YOUR TASK: Produce an exact copy of all the records.

Lines of data:
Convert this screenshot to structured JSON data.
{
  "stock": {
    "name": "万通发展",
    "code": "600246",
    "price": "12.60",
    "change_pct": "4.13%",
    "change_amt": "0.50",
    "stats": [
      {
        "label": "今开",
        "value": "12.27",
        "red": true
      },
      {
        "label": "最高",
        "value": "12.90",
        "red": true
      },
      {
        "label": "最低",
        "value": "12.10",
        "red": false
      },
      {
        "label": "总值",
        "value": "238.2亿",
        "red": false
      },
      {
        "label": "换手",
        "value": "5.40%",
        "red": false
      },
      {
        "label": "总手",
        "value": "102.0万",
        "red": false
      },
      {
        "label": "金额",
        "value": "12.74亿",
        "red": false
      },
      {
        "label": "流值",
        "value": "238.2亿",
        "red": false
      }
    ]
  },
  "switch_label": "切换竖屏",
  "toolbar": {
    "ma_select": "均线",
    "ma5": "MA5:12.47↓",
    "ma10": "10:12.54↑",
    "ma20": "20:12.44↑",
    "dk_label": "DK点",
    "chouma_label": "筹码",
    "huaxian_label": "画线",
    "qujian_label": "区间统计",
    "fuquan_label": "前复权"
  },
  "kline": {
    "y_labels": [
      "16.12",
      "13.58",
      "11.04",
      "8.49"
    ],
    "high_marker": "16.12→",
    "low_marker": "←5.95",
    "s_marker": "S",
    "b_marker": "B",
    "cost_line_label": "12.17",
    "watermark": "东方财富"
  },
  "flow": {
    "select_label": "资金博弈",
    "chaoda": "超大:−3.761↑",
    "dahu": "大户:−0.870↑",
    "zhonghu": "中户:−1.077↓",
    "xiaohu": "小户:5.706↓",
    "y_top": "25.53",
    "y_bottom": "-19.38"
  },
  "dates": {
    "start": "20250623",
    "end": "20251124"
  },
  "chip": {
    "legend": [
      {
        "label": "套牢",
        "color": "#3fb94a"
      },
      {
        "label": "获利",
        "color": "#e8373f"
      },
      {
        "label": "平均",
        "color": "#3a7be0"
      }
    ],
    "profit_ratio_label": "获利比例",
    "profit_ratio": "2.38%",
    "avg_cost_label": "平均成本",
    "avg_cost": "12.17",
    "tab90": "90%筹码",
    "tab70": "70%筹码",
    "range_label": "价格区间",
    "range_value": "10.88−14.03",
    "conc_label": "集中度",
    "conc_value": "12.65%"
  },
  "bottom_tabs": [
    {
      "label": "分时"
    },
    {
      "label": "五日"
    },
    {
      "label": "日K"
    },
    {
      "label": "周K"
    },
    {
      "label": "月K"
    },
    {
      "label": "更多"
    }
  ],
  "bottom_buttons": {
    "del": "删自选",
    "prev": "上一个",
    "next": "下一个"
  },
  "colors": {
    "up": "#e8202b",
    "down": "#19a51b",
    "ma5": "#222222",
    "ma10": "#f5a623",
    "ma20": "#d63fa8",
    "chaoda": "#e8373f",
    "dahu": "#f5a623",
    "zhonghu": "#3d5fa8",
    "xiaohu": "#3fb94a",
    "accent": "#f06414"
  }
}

SOLUTION TO THE EXERCISE:
Convert this screenshot to structured JSON data.
{
  "stock": {
    "name": "万通发展",
    "code": "600246",
    "price": "12.60",
    "change_pct": "4.13%",
    "change_amt": "0.50",
    "stats": [
      {
        "label": "今开",
        "value": "12.27",
        "red": true
      },
      {
        "label": "最高",
        "value": "12.90",
        "red": true
      },
      {
        "label": "最低",
        "value": "12.10",
        "red": false
      },
      {
        "label": "总值",
        "value": "238.2亿",
        "red": false
      },
      {
        "label": "换手",
        "value": "5.40%",
        "red": false
      },
      {
        "label": "总手",
        "value": "102.0万",
        "red": false
      },
      {
        "label": "金额",
        "value": "12.74亿",
        "red": false
      },
      {
        "label": "流值",
        "value": "238.2亿",
        "red": false
      }
    ]
  },
  "switch_label": "切换竖屏",
  "toolbar": {
    "ma_select": "均线",
    "ma5": "MA5:12.47↓",
    "ma10": "10:12.54↑",
    "ma20": "20:12.44↑",
    "dk_label": "DK点",
    "chouma_label": "筹码",
    "huaxian_label": "画线",
    "qujian_label": "区间统计",
    "fuquan_label": "前复权"
  },
  "kline": {
    "y_labels": [
      "16.12",
      "13.58",
      "11.04",
      "8.49"
    ],
    "high_marker": "16.12→",
    "low_marker": "←5.95",
    "s_marker": "S",
    "b_marker": "B",
    "cost_line_label": "12.17",
    "watermark": "东方财富"
  },
  "flow": {
    "select_label": "资金博弈",
    "chaoda": "超大:−3.761↑",
    "dahu": "大户:−0.870↑",
    "zhonghu": "中户:−1.077↓",
    "xiaohu": "小户:5.706↓",
    "y_top": "25.53",
    "y_bottom": "-19.38"
  },
  "dates": {
    "start": "20250623",
    "end": "20251124"
  },
  "chip": {
    "legend": [
      {
        "label": "套牢",
        "color": "#3fb94a"
      },
      {
        "label": "获利",
        "color": "#e8373f"
      },
      {
        "label": "平均",
        "color": "#3a7be0"
      }
    ],
    "profit_ratio_label": "获利比例",
    "profit_ratio": "2.38%",
    "avg_cost_label": "平均成本",
    "avg_cost": "12.17",
    "tab90": "90%筹码",
    "tab70": "70%筹码",
    "range_label": "价格区间",
    "range_value": "10.88−14.03",
    "conc_label": "集中度",
    "conc_value": "12.65%"
  },
  "bottom_tabs": [
    {
      "label": "分时"
    },
    {
      "label": "五日"
    },
    {
      "label": "日K"
    },
    {
      "label": "周K"
    },
    {
      "label": "月K"
    },
    {
      "label": "更多"
    }
  ],
  "bottom_buttons": {
    "del": "删自选",
    "prev": "上一个",
    "next": "下一个"
  },
  "colors": {
    "up": "#e8202b",
    "down": "#19a51b",
    "ma5": "#222222",
    "ma10": "#f5a623",
    "ma20": "#d63fa8",
    "chaoda": "#e8373f",
    "dahu": "#f5a623",
    "zhonghu": "#3d5fa8",
    "xiaohu": "#3fb94a",
    "accent": "#f06414"
  }
}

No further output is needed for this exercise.